## Start

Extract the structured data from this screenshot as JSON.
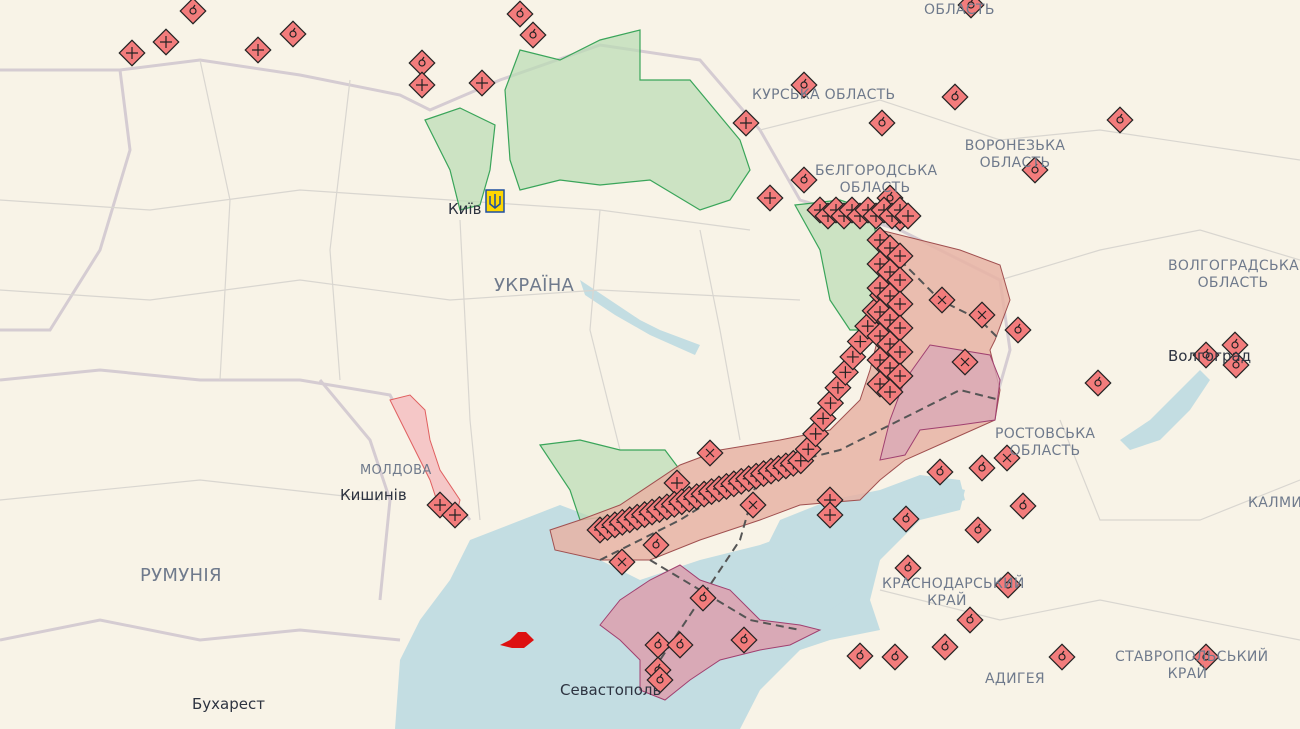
{
  "map": {
    "colors": {
      "land": "#f8f3e7",
      "sea": "#c3dde2",
      "occupied": "#e8b3a4",
      "occupied_crimea": "#d9a9b6",
      "liberated": "#b9dcb3",
      "marker": "#f27c7c",
      "border": "#c9c3c8",
      "transnistria": "#f5c7c7"
    },
    "region_labels": [
      {
        "name": "kursk",
        "text": "КУРСЬКА ОБЛАСТЬ"
      },
      {
        "name": "belgorod",
        "text": "БЄЛГОРОДСЬКА ОБЛАСТЬ"
      },
      {
        "name": "voronezh",
        "text": "ВОРОНЕЗЬКА ОБЛАСТЬ"
      },
      {
        "name": "volgograd",
        "text": "ВОЛГОГРАДСЬКА ОБЛАСТЬ"
      },
      {
        "name": "rostov",
        "text": "РОСТОВСЬКА ОБЛАСТЬ"
      },
      {
        "name": "krasnodar",
        "text": "КРАСНОДАРСЬКИЙ КРАЙ"
      },
      {
        "name": "adygea",
        "text": "АДИГЕЯ"
      },
      {
        "name": "stavropol",
        "text": "СТАВРОПОЛЬСЬКИЙ КРАЙ"
      },
      {
        "name": "kalmykia",
        "text": "КАЛМИ"
      },
      {
        "name": "top-oblast",
        "text": "ОБЛАСТЬ"
      },
      {
        "name": "moldova",
        "text": "МОЛДОВА"
      }
    ],
    "country_labels": [
      {
        "name": "ukraine",
        "text": "УКРАЇНА"
      },
      {
        "name": "romania",
        "text": "РУМУНІЯ"
      }
    ],
    "cities": [
      {
        "name": "kyiv",
        "text": "Київ"
      },
      {
        "name": "chisinau",
        "text": "Кишинів"
      },
      {
        "name": "volgograd",
        "text": "Волгоград"
      },
      {
        "name": "sevastopol",
        "text": "Севастополь"
      },
      {
        "name": "bucharest",
        "text": "Бухарест"
      }
    ],
    "marker_types": [
      "explosion-icon",
      "crossed-swords-icon",
      "grid-icon"
    ]
  }
}
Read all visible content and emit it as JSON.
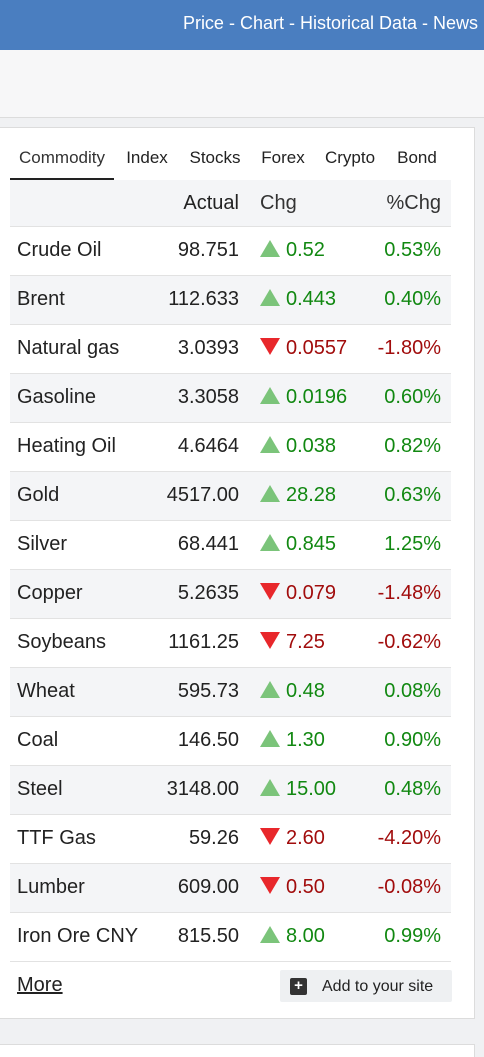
{
  "header": {
    "links": "Price - Chart - Historical Data - News"
  },
  "tabs": [
    {
      "label": "Commodity",
      "active": true
    },
    {
      "label": "Index"
    },
    {
      "label": "Stocks"
    },
    {
      "label": "Forex"
    },
    {
      "label": "Crypto"
    },
    {
      "label": "Bond"
    }
  ],
  "table": {
    "columns": {
      "actual": "Actual",
      "chg": "Chg",
      "pct": "%Chg"
    },
    "rows": [
      {
        "name": "Crude Oil",
        "actual": "98.751",
        "chg": "0.52",
        "pct": "0.53%",
        "dir": "up"
      },
      {
        "name": "Brent",
        "actual": "112.633",
        "chg": "0.443",
        "pct": "0.40%",
        "dir": "up"
      },
      {
        "name": "Natural gas",
        "actual": "3.0393",
        "chg": "0.0557",
        "pct": "-1.80%",
        "dir": "down"
      },
      {
        "name": "Gasoline",
        "actual": "3.3058",
        "chg": "0.0196",
        "pct": "0.60%",
        "dir": "up"
      },
      {
        "name": "Heating Oil",
        "actual": "4.6464",
        "chg": "0.038",
        "pct": "0.82%",
        "dir": "up"
      },
      {
        "name": "Gold",
        "actual": "4517.00",
        "chg": "28.28",
        "pct": "0.63%",
        "dir": "up"
      },
      {
        "name": "Silver",
        "actual": "68.441",
        "chg": "0.845",
        "pct": "1.25%",
        "dir": "up"
      },
      {
        "name": "Copper",
        "actual": "5.2635",
        "chg": "0.079",
        "pct": "-1.48%",
        "dir": "down"
      },
      {
        "name": "Soybeans",
        "actual": "1161.25",
        "chg": "7.25",
        "pct": "-0.62%",
        "dir": "down"
      },
      {
        "name": "Wheat",
        "actual": "595.73",
        "chg": "0.48",
        "pct": "0.08%",
        "dir": "up"
      },
      {
        "name": "Coal",
        "actual": "146.50",
        "chg": "1.30",
        "pct": "0.90%",
        "dir": "up"
      },
      {
        "name": "Steel",
        "actual": "3148.00",
        "chg": "15.00",
        "pct": "0.48%",
        "dir": "up"
      },
      {
        "name": "TTF Gas",
        "actual": "59.26",
        "chg": "2.60",
        "pct": "-4.20%",
        "dir": "down"
      },
      {
        "name": "Lumber",
        "actual": "609.00",
        "chg": "0.50",
        "pct": "-0.08%",
        "dir": "down"
      },
      {
        "name": "Iron Ore CNY",
        "actual": "815.50",
        "chg": "8.00",
        "pct": "0.99%",
        "dir": "up"
      }
    ]
  },
  "footer": {
    "more": "More",
    "add_to_site": "Add to your site",
    "add_icon": "+"
  },
  "colors": {
    "header_bg": "#4a7ec0",
    "up_text": "#118811",
    "down_text": "#a10c0c",
    "up_arrow": "#7bc47a",
    "down_arrow": "#e8272b"
  }
}
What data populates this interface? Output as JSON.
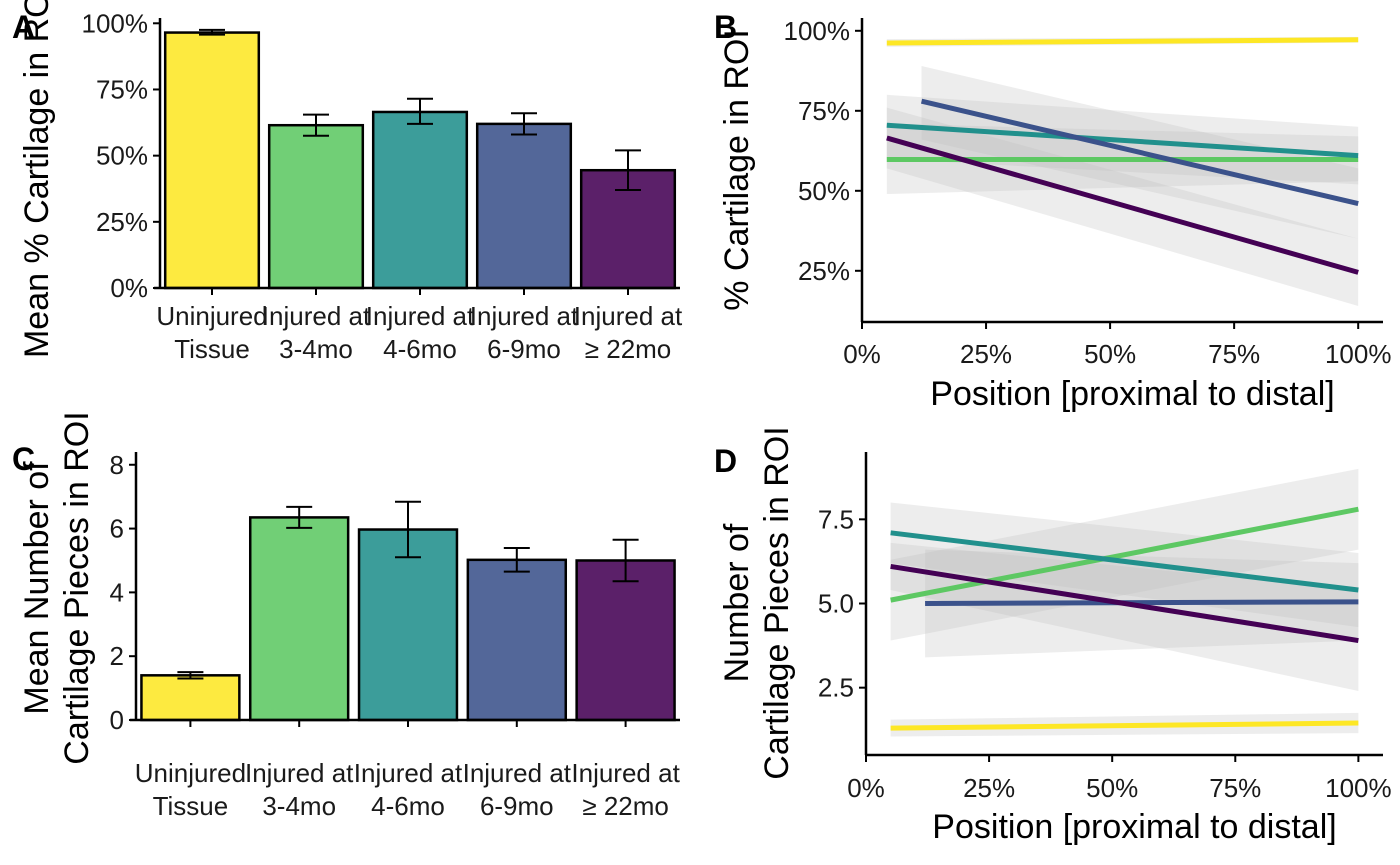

## End

TASK DESCRIPTION
Except for the pictures, print the data above exactly.

SOLUTION
Extract the structured data from this screenshot as JSON.
{
  "map": {
    "colors": {
      "land": "#f8f3e7",
      "sea": "#c3dde2",
      "occupied": "#e8b3a4",
      "occupied_crimea": "#d9a9b6",
      "liberated": "#b9dcb3",
      "marker": "#f27c7c",
      "border": "#c9c3c8",
      "transnistria": "#f5c7c7"
    },
    "region_labels": [
      {
        "name": "kursk",
        "text": "КУРСЬКА ОБЛАСТЬ"
      },
      {
        "name": "belgorod",
        "text": "БЄЛГОРОДСЬКА ОБЛАСТЬ"
      },
      {
        "name": "voronezh",
        "text": "ВОРОНЕЗЬКА ОБЛАСТЬ"
      },
      {
        "name": "volgograd",
        "text": "ВОЛГОГРАДСЬКА ОБЛАСТЬ"
      },
      {
        "name": "rostov",
        "text": "РОСТОВСЬКА ОБЛАСТЬ"
      },
      {
        "name": "krasnodar",
        "text": "КРАСНОДАРСЬКИЙ КРАЙ"
      },
      {
        "name": "adygea",
        "text": "АДИГЕЯ"
      },
      {
        "name": "stavropol",
        "text": "СТАВРОПОЛЬСЬКИЙ КРАЙ"
      },
      {
        "name": "kalmykia",
        "text": "КАЛМИ"
      },
      {
        "name": "top-oblast",
        "text": "ОБЛАСТЬ"
      },
      {
        "name": "moldova",
        "text": "МОЛДОВА"
      }
    ],
    "country_labels": [
      {
        "name": "ukraine",
        "text": "УКРАЇНА"
      },
      {
        "name": "romania",
        "text": "РУМУНІЯ"
      }
    ],
    "cities": [
      {
        "name": "kyiv",
        "text": "Київ"
      },
      {
        "name": "chisinau",
        "text": "Кишинів"
      },
      {
        "name": "volgograd",
        "text": "Волгоград"
      },
      {
        "name": "sevastopol",
        "text": "Севастополь"
      },
      {
        "name": "bucharest",
        "text": "Бухарест"
      }
    ],
    "marker_types": [
      "explosion-icon",
      "crossed-swords-icon",
      "grid-icon"
    ]
  }
}
Read all visible content and emit it as JSON.
{
  "header": {
    "links": "Price - Chart - Historical Data - News"
  },
  "tabs": [
    {
      "label": "Commodity",
      "active": true
    },
    {
      "label": "Index"
    },
    {
      "label": "Stocks"
    },
    {
      "label": "Forex"
    },
    {
      "label": "Crypto"
    },
    {
      "label": "Bond"
    }
  ],
  "table": {
    "columns": {
      "actual": "Actual",
      "chg": "Chg",
      "pct": "%Chg"
    },
    "rows": [
      {
        "name": "Crude Oil",
        "actual": "98.751",
        "chg": "0.52",
        "pct": "0.53%",
        "dir": "up"
      },
      {
        "name": "Brent",
        "actual": "112.633",
        "chg": "0.443",
        "pct": "0.40%",
        "dir": "up"
      },
      {
        "name": "Natural gas",
        "actual": "3.0393",
        "chg": "0.0557",
        "pct": "-1.80%",
        "dir": "down"
      },
      {
        "name": "Gasoline",
        "actual": "3.3058",
        "chg": "0.0196",
        "pct": "0.60%",
        "dir": "up"
      },
      {
        "name": "Heating Oil",
        "actual": "4.6464",
        "chg": "0.038",
        "pct": "0.82%",
        "dir": "up"
      },
      {
        "name": "Gold",
        "actual": "4517.00",
        "chg": "28.28",
        "pct": "0.63%",
        "dir": "up"
      },
      {
        "name": "Silver",
        "actual": "68.441",
        "chg": "0.845",
        "pct": "1.25%",
        "dir": "up"
      },
      {
        "name": "Copper",
        "actual": "5.2635",
        "chg": "0.079",
        "pct": "-1.48%",
        "dir": "down"
      },
      {
        "name": "Soybeans",
        "actual": "1161.25",
        "chg": "7.25",
        "pct": "-0.62%",
        "dir": "down"
      },
      {
        "name": "Wheat",
        "actual": "595.73",
        "chg": "0.48",
        "pct": "0.08%",
        "dir": "up"
      },
      {
        "name": "Coal",
        "actual": "146.50",
        "chg": "1.30",
        "pct": "0.90%",
        "dir": "up"
      },
      {
        "name": "Steel",
        "actual": "3148.00",
        "chg": "15.00",
        "pct": "0.48%",
        "dir": "up"
      },
      {
        "name": "TTF Gas",
        "actual": "59.26",
        "chg": "2.60",
        "pct": "-4.20%",
        "dir": "down"
      },
      {
        "name": "Lumber",
        "actual": "609.00",
        "chg": "0.50",
        "pct": "-0.08%",
        "dir": "down"
      },
      {
        "name": "Iron Ore CNY",
        "actual": "815.50",
        "chg": "8.00",
        "pct": "0.99%",
        "dir": "up"
      }
    ]
  },
  "footer": {
    "more": "More",
    "add_to_site": "Add to your site",
    "add_icon": "+"
  },
  "colors": {
    "header_bg": "#4a7ec0",
    "up_text": "#118811",
    "down_text": "#a10c0c",
    "up_arrow": "#7bc47a",
    "down_arrow": "#e8272b"
  }
}
What data populates this interface? Output as JSON.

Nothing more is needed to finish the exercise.